» Figure data in JSON
•••

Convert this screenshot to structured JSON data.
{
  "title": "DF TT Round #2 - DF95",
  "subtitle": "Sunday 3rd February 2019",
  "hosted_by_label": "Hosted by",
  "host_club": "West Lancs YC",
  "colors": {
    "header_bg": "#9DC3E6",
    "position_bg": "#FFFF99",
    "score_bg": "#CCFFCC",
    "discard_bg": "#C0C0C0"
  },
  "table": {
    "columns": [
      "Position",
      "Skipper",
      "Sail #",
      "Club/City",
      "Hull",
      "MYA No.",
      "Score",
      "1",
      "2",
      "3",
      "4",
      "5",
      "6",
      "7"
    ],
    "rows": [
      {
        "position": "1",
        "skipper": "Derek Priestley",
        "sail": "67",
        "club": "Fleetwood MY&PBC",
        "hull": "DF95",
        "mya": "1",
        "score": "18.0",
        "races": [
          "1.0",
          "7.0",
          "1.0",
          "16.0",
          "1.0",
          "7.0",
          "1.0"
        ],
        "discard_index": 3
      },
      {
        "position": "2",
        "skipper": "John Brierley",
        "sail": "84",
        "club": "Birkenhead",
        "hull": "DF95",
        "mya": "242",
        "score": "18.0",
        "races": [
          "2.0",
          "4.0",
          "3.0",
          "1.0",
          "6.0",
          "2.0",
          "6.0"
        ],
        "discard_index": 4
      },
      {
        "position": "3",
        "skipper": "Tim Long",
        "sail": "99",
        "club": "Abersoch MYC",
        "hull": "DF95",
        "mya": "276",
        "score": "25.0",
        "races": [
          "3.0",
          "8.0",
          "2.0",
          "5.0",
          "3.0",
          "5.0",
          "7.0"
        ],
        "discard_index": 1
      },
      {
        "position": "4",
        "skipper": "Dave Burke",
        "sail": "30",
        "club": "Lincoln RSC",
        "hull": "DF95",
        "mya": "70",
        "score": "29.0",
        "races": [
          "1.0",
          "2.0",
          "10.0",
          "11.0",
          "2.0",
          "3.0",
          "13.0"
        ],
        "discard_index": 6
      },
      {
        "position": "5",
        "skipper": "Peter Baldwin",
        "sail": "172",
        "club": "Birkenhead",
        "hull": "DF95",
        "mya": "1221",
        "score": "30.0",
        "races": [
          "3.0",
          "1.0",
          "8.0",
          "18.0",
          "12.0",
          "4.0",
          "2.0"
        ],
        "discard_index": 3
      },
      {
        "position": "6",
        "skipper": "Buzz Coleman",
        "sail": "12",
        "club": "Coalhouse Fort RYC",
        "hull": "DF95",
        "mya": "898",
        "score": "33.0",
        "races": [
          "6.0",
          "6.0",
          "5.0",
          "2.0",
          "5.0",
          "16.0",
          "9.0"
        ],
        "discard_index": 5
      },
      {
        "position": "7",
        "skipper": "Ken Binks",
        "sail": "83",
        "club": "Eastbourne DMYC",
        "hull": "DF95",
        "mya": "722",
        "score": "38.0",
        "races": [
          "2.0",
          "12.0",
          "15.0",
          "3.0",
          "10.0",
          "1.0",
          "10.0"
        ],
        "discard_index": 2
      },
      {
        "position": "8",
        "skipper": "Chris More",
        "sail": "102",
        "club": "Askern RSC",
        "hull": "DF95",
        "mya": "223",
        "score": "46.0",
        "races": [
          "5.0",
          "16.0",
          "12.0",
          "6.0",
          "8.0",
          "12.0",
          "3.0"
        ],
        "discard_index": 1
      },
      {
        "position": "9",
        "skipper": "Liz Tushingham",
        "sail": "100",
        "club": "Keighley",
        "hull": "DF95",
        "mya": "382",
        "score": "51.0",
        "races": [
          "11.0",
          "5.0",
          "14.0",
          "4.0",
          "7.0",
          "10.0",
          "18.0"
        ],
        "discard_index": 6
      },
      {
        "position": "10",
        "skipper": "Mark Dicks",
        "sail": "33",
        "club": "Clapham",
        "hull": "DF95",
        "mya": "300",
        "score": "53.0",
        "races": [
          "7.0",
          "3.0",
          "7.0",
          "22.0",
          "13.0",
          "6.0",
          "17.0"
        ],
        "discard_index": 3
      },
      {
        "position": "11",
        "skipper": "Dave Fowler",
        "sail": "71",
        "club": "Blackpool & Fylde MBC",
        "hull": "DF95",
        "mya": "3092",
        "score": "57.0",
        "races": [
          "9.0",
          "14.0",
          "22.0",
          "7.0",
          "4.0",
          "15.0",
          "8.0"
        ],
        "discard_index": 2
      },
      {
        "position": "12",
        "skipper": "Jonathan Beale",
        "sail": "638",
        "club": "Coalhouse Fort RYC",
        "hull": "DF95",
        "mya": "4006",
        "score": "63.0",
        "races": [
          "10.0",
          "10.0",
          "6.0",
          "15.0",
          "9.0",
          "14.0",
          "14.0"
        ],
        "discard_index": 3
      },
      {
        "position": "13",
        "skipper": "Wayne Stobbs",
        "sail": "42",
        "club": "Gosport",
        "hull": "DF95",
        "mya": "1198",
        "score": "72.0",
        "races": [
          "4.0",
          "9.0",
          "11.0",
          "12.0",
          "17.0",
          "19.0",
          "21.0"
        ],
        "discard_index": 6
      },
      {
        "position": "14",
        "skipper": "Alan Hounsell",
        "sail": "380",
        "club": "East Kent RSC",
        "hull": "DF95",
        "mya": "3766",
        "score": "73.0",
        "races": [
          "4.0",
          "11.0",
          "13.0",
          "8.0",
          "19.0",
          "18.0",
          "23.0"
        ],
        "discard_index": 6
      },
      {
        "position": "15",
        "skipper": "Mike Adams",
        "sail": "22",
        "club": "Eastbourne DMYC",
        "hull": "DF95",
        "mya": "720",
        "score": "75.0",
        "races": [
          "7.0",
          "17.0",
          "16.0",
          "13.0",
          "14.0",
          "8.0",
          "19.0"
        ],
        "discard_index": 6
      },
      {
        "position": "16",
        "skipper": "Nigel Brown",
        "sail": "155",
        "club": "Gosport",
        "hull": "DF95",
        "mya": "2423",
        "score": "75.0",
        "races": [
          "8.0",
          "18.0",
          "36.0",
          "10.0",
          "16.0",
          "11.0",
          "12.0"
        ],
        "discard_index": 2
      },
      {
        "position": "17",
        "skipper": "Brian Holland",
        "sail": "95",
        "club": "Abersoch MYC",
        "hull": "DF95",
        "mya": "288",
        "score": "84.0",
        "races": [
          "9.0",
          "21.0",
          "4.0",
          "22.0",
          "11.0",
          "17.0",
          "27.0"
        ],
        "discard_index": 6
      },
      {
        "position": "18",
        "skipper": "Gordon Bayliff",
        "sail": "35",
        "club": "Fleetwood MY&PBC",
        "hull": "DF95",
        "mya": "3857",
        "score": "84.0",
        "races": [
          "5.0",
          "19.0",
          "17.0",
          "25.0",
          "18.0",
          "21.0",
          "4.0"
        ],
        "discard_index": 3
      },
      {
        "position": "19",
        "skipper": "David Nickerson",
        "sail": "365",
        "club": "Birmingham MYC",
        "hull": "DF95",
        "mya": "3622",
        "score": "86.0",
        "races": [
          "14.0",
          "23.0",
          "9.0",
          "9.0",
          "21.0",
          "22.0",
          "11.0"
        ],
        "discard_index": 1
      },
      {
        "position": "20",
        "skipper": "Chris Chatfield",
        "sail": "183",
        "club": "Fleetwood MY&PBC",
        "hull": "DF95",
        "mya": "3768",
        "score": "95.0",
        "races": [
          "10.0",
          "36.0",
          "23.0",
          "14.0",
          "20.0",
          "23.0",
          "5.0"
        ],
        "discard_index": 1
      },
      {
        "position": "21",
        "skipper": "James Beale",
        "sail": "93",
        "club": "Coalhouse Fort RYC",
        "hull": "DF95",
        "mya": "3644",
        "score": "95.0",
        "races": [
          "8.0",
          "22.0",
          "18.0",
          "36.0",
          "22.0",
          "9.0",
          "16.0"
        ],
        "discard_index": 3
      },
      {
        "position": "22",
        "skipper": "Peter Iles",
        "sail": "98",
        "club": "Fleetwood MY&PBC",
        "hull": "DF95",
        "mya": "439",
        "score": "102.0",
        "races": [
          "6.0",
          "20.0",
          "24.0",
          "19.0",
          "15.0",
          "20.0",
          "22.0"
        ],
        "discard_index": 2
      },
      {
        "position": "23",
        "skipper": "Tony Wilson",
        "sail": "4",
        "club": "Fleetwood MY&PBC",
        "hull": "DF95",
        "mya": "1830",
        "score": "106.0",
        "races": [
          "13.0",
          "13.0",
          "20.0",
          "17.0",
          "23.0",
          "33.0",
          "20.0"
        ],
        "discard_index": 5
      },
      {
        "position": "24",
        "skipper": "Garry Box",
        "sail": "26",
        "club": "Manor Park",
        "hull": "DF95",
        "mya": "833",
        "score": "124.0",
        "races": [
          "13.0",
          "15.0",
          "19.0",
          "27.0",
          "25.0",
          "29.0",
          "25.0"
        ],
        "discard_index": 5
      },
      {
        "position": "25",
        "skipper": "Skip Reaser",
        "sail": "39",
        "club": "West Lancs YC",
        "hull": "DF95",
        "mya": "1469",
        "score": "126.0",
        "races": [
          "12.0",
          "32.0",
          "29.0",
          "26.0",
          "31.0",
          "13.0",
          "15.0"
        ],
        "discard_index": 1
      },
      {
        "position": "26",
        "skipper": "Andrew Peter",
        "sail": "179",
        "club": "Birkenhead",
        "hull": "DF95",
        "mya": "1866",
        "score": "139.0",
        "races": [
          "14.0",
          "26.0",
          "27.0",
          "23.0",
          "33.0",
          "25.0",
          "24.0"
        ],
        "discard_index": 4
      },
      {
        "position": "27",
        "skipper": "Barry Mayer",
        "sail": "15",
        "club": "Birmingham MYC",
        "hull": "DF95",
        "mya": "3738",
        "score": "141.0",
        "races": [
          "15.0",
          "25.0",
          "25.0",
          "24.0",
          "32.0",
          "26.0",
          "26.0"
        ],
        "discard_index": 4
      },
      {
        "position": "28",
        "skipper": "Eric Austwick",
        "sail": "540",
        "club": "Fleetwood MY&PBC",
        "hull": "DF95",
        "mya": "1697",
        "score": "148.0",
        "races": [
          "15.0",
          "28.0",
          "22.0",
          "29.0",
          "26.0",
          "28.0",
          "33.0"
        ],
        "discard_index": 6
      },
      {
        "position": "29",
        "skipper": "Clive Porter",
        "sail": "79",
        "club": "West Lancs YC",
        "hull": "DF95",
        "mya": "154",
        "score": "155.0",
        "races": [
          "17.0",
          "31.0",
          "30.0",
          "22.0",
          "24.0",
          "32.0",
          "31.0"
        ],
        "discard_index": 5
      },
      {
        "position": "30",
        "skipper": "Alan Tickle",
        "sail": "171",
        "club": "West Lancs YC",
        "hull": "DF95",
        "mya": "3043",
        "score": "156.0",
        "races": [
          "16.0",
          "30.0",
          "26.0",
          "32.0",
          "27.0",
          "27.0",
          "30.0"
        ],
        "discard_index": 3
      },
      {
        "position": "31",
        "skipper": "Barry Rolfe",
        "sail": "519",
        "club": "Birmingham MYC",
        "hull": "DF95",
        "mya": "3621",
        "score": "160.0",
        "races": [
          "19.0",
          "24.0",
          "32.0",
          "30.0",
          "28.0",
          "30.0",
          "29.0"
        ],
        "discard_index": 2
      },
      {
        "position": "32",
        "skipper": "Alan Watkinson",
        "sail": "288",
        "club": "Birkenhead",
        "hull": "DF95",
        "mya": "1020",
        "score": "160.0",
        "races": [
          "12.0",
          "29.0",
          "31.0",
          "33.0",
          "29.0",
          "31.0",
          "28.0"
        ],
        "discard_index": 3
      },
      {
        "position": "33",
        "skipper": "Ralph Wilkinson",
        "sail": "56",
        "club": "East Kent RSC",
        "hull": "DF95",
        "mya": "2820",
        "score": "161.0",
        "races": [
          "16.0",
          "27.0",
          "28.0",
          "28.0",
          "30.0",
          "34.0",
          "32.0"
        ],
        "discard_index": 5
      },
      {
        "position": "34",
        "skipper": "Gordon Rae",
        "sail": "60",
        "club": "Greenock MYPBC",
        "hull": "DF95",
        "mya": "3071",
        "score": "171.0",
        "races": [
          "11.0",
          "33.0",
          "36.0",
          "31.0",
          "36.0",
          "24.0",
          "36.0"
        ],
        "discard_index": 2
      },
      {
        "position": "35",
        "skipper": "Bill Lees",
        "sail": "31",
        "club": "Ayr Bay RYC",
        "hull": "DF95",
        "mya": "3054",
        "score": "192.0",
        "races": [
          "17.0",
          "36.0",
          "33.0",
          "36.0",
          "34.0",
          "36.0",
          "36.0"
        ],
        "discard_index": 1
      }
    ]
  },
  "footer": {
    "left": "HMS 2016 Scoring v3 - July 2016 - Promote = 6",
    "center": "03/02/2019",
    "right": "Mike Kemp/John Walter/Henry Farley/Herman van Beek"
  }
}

•••

» Brief
Each line above that holds the string "Chris" should be copied and shown.

» Exercise answer
        "skipper": "Chris More",
        "skipper": "Chris Chatfield",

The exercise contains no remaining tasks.